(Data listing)
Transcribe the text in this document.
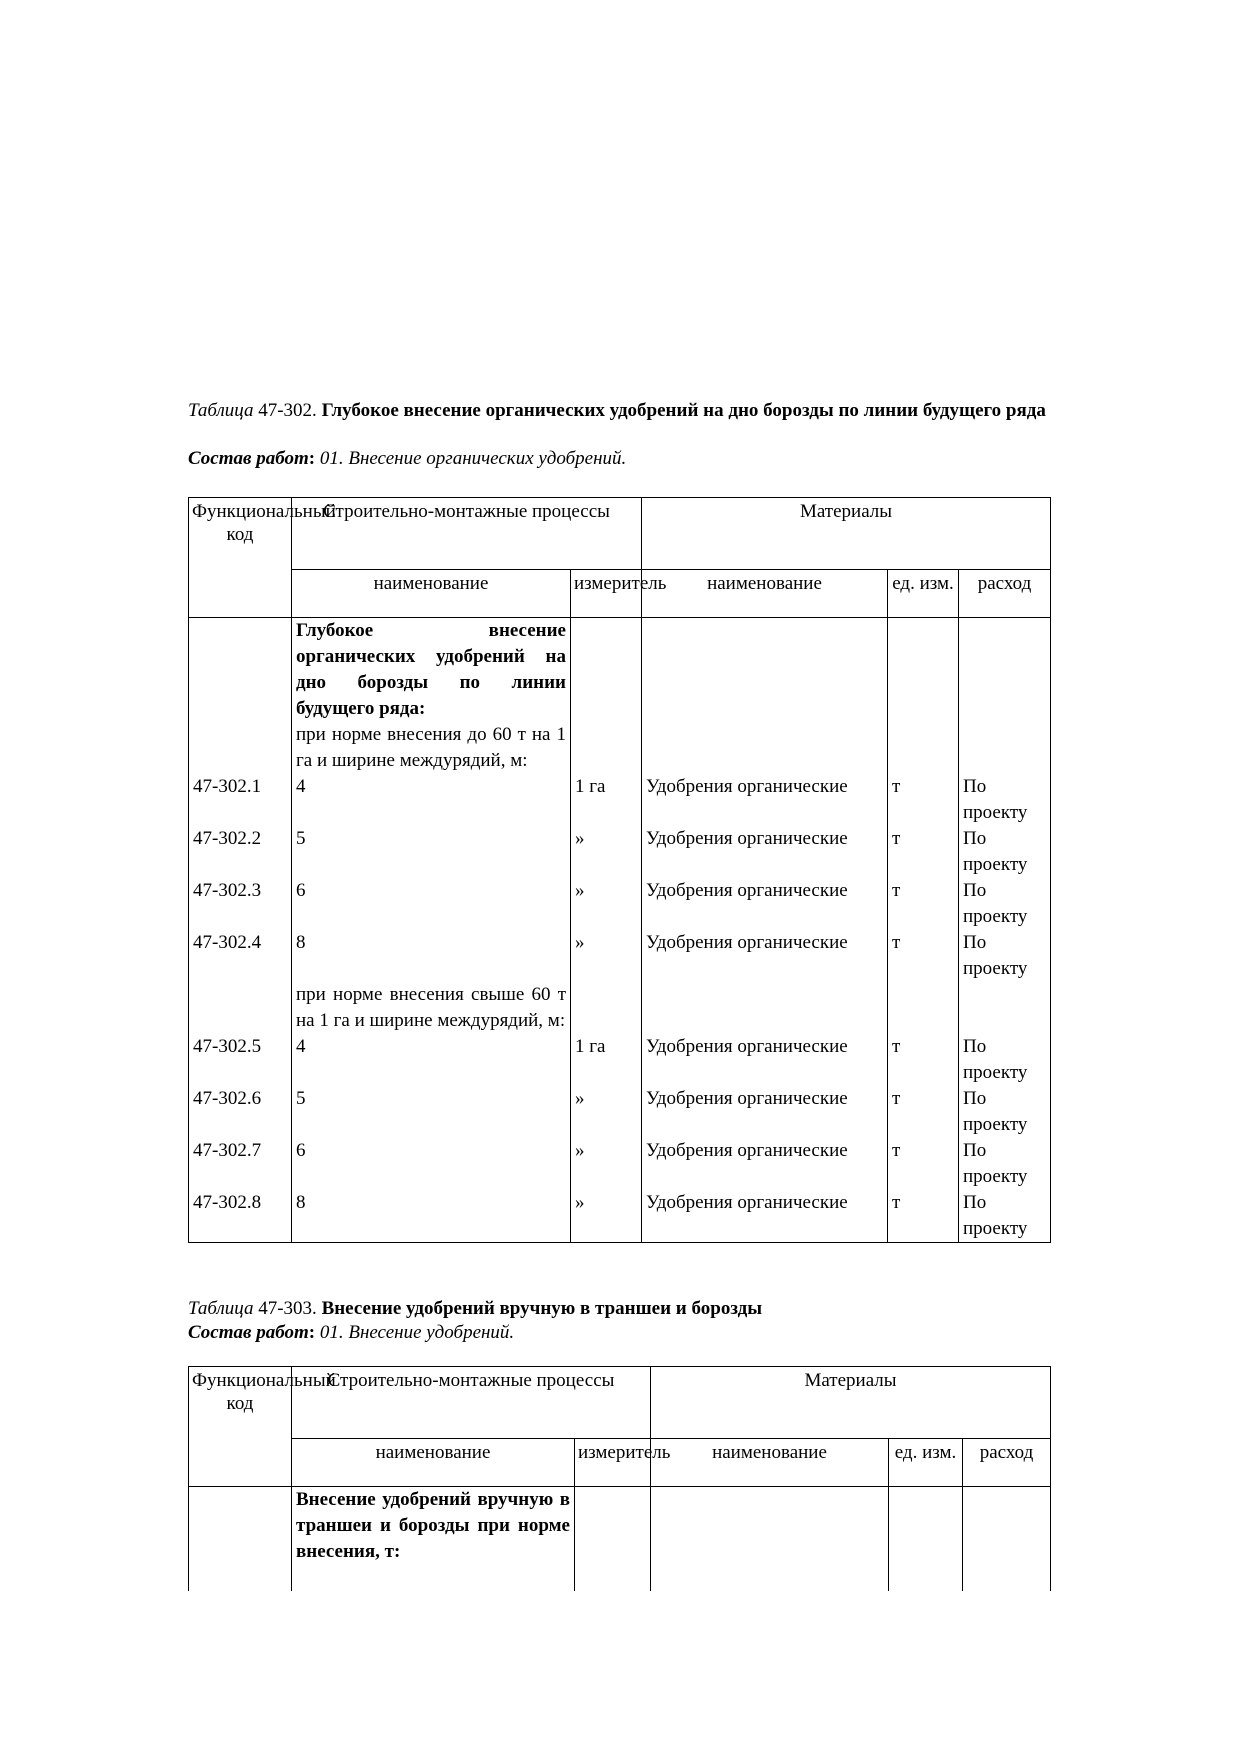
Таблица 47-302. Глубокое внесение органических удобрений на дно борозды по линии будущего ряда
Состав работ: 01. Внесение органических удобрений.
Функциональный код	Строительно-монтажные процессы		Материалы		
	наименование	измеритель	наименование	ед. изм.	расход
	Глубокое внесение органических удобрений на дно борозды по линии будущего ряда:				
	при норме внесения до 60 т на 1 га и ширине междурядий, м:				
47-302.1	4	1 га	Удобрения органические	т	По проекту
47-302.2	5	»	Удобрения органические	т	По проекту
47-302.3	6	»	Удобрения органические	т	По проекту
47-302.4	8	»	Удобрения органические	т	По проекту
	при норме внесения свыше 60 т на 1 га и ширине междурядий, м:				
47-302.5	4	1 га	Удобрения органические	т	По проекту
47-302.6	5	»	Удобрения органические	т	По проекту
47-302.7	6	»	Удобрения органические	т	По проекту
47-302.8	8	»	Удобрения органические	т	По проекту
Таблица 47-303. Внесение удобрений вручную в траншеи и борозды
Состав работ: 01. Внесение удобрений.
Функциональный код	Строительно-монтажные процессы		Материалы		
	наименование	измеритель	наименование	ед. изм.	расход
	Внесение удобрений вручную в траншеи и борозды при норме внесения, т:				
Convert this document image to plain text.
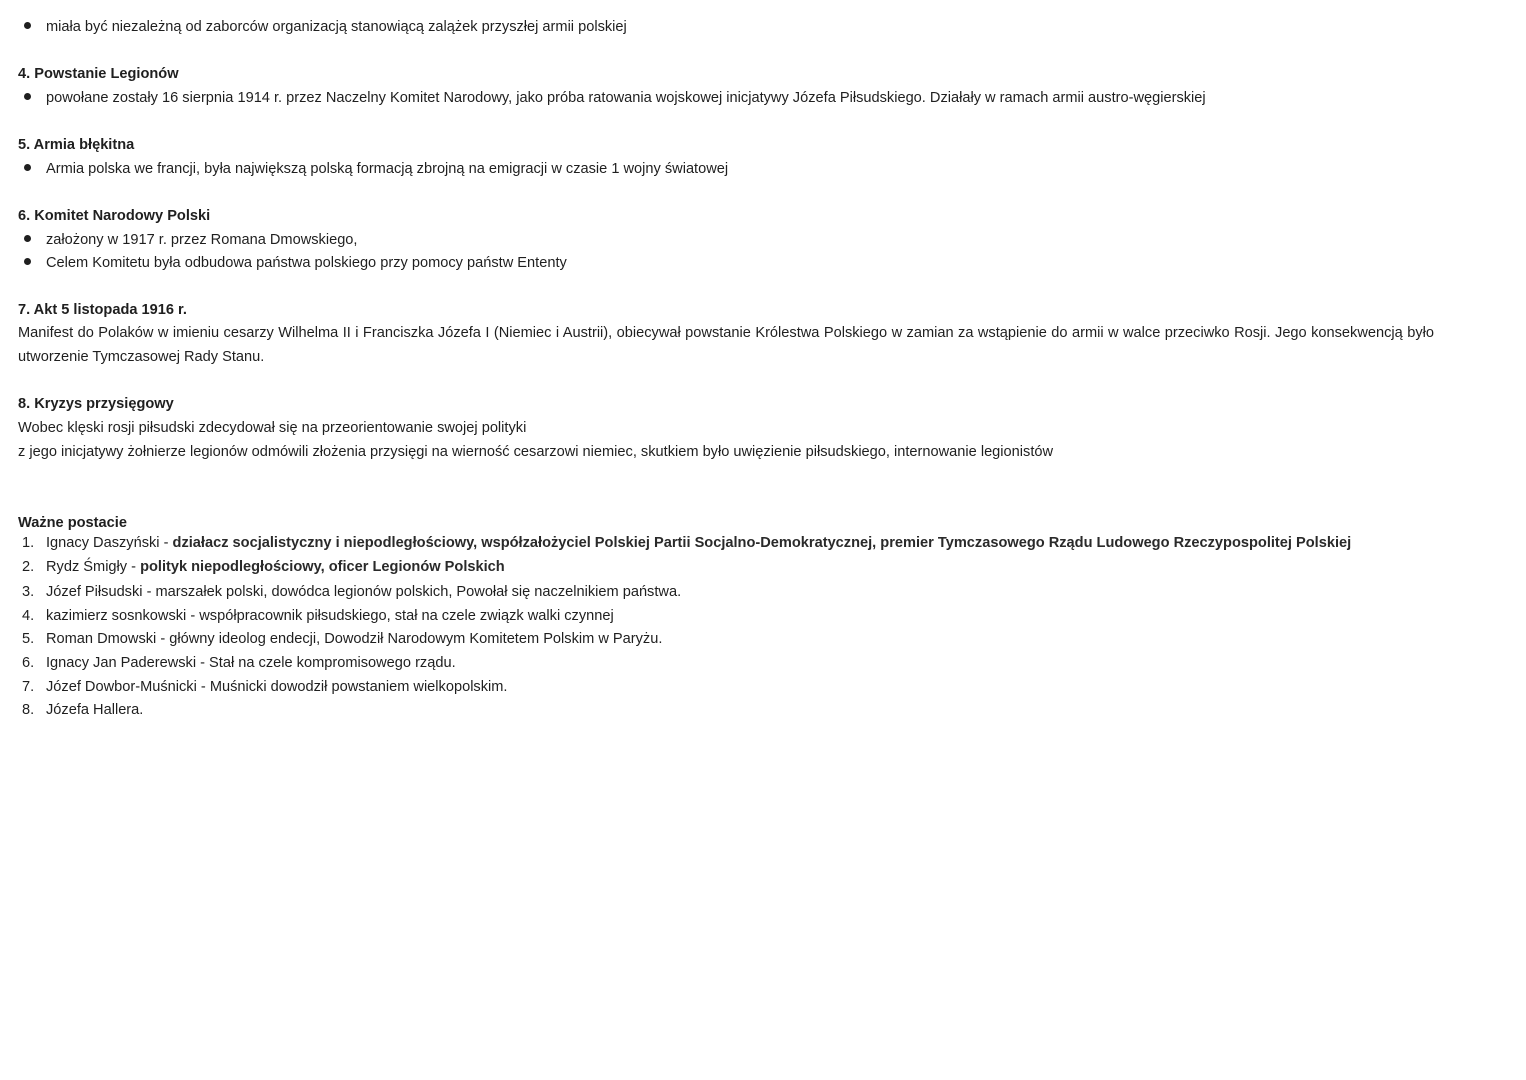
miała być niezależną od zaborców organizacją stanowiącą zalążek przyszłej armii polskiej
4. Powstanie Legionów
powołane zostały 16 sierpnia 1914 r. przez Naczelny Komitet Narodowy, jako próba ratowania wojskowej inicjatywy Józefa Piłsudskiego. Działały w ramach armii austro-węgierskiej
5. Armia błękitna
Armia polska we francji, była największą polską formacją zbrojną na emigracji w czasie 1 wojny światowej
6. Komitet Narodowy Polski
założony w 1917 r. przez Romana Dmowskiego,
Celem Komitetu była odbudowa państwa polskiego przy pomocy państw Ententy
7. Akt 5 listopada 1916 r.
Manifest do Polaków w imieniu cesarzy Wilhelma II i Franciszka Józefa I (Niemiec i Austrii), obiecywał powstanie Królestwa Polskiego w zamian za wstąpienie do armii w walce przeciwko Rosji. Jego konsekwencją było utworzenie Tymczasowej Rady Stanu.
8. Kryzys przysięgowy
Wobec klęski rosji piłsudski zdecydował się na przeorientowanie swojej polityki
z jego inicjatywy żołnierze legionów odmówili złożenia przysięgi na wierność cesarzowi niemiec, skutkiem było uwięzienie piłsudskiego, internowanie legionistów
Ważne postacie
1. Ignacy Daszyński - działacz socjalistyczny i niepodległościowy, współzałożyciel Polskiej Partii Socjalno-Demokratycznej, premier Tymczasowego Rządu Ludowego Rzeczypospolitej Polskiej
2. Rydz Śmigły - polityk niepodległościowy, oficer Legionów Polskich
3. Józef Piłsudski - marszałek polski, dowódca legionów polskich, Powołał się naczelnikiem państwa.
4. kazimierz sosnkowski - współpracownik piłsudskiego, stał na czele związk walki czynnej
5. Roman Dmowski - główny ideolog endecji, Dowodził Narodowym Komitetem Polskim w Paryżu.
6. Ignacy Jan Paderewski - Stał na czele kompromisowego rządu.
7. Józef Dowbor-Muśnicki - Muśnicki dowodził powstaniem wielkopolskim.
8. Józefa Hallera.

● EXERCISE GOAL
Omit pictures; set down the rest of the material word for word.

● TASK RESULT
Transcribe the text in this document.
Таблица 47-302. Глубокое внесение органических удобрений на дно борозды по линии будущего ряда
Состав работ: 01. Внесение органических удобрений.
Функциональный код	Строительно-монтажные процессы		Материалы		
	наименование	измеритель	наименование	ед. изм.	расход
	Глубокое внесение органических удобрений на дно борозды по линии будущего ряда:				
	при норме внесения до 60 т на 1 га и ширине междурядий, м:				
47-302.1	4	1 га	Удобрения органические	т	По проекту
47-302.2	5	»	Удобрения органические	т	По проекту
47-302.3	6	»	Удобрения органические	т	По проекту
47-302.4	8	»	Удобрения органические	т	По проекту
	при норме внесения свыше 60 т на 1 га и ширине междурядий, м:				
47-302.5	4	1 га	Удобрения органические	т	По проекту
47-302.6	5	»	Удобрения органические	т	По проекту
47-302.7	6	»	Удобрения органические	т	По проекту
47-302.8	8	»	Удобрения органические	т	По проекту
Таблица 47-303. Внесение удобрений вручную в траншеи и борозды
Состав работ: 01. Внесение удобрений.
Функциональный код	Строительно-монтажные процессы		Материалы		
	наименование	измеритель	наименование	ед. изм.	расход
	Внесение удобрений вручную в траншеи и борозды при норме внесения, т:				
Convert this document image to plain text.
miała być niezależną od zaborców organizacją stanowiącą zalążek przyszłej armii polskiej
4. Powstanie Legionów
powołane zostały 16 sierpnia 1914 r. przez Naczelny Komitet Narodowy, jako próba ratowania wojskowej inicjatywy Józefa Piłsudskiego. Działały w ramach armii austro-węgierskiej
5. Armia błękitna
Armia polska we francji, była największą polską formacją zbrojną na emigracji w czasie 1 wojny światowej
6. Komitet Narodowy Polski
założony w 1917 r. przez Romana Dmowskiego,
Celem Komitetu była odbudowa państwa polskiego przy pomocy państw Ententy
7. Akt 5 listopada 1916 r.
Manifest do Polaków w imieniu cesarzy Wilhelma II i Franciszka Józefa I (Niemiec i Austrii), obiecywał powstanie Królestwa Polskiego w zamian za wstąpienie do armii w walce przeciwko Rosji. Jego konsekwencją było utworzenie Tymczasowej Rady Stanu.
8. Kryzys przysięgowy
Wobec klęski rosji piłsudski zdecydował się na przeorientowanie swojej polityki
z jego inicjatywy żołnierze legionów odmówili złożenia przysięgi na wierność cesarzowi niemiec, skutkiem było uwięzienie piłsudskiego, internowanie legionistów
Ważne postacie
1. Ignacy Daszyński - działacz socjalistyczny i niepodległościowy, współzałożyciel Polskiej Partii Socjalno-Demokratycznej, premier Tymczasowego Rządu Ludowego Rzeczypospolitej Polskiej
2. Rydz Śmigły - polityk niepodległościowy, oficer Legionów Polskich
3. Józef Piłsudski - marszałek polski, dowódca legionów polskich, Powołał się naczelnikiem państwa.
4. kazimierz sosnkowski - współpracownik piłsudskiego, stał na czele związk walki czynnej
5. Roman Dmowski - główny ideolog endecji, Dowodził Narodowym Komitetem Polskim w Paryżu.
6. Ignacy Jan Paderewski - Stał na czele kompromisowego rządu.
7. Józef Dowbor-Muśnicki - Muśnicki dowodził powstaniem wielkopolskim.
8. Józefa Hallera.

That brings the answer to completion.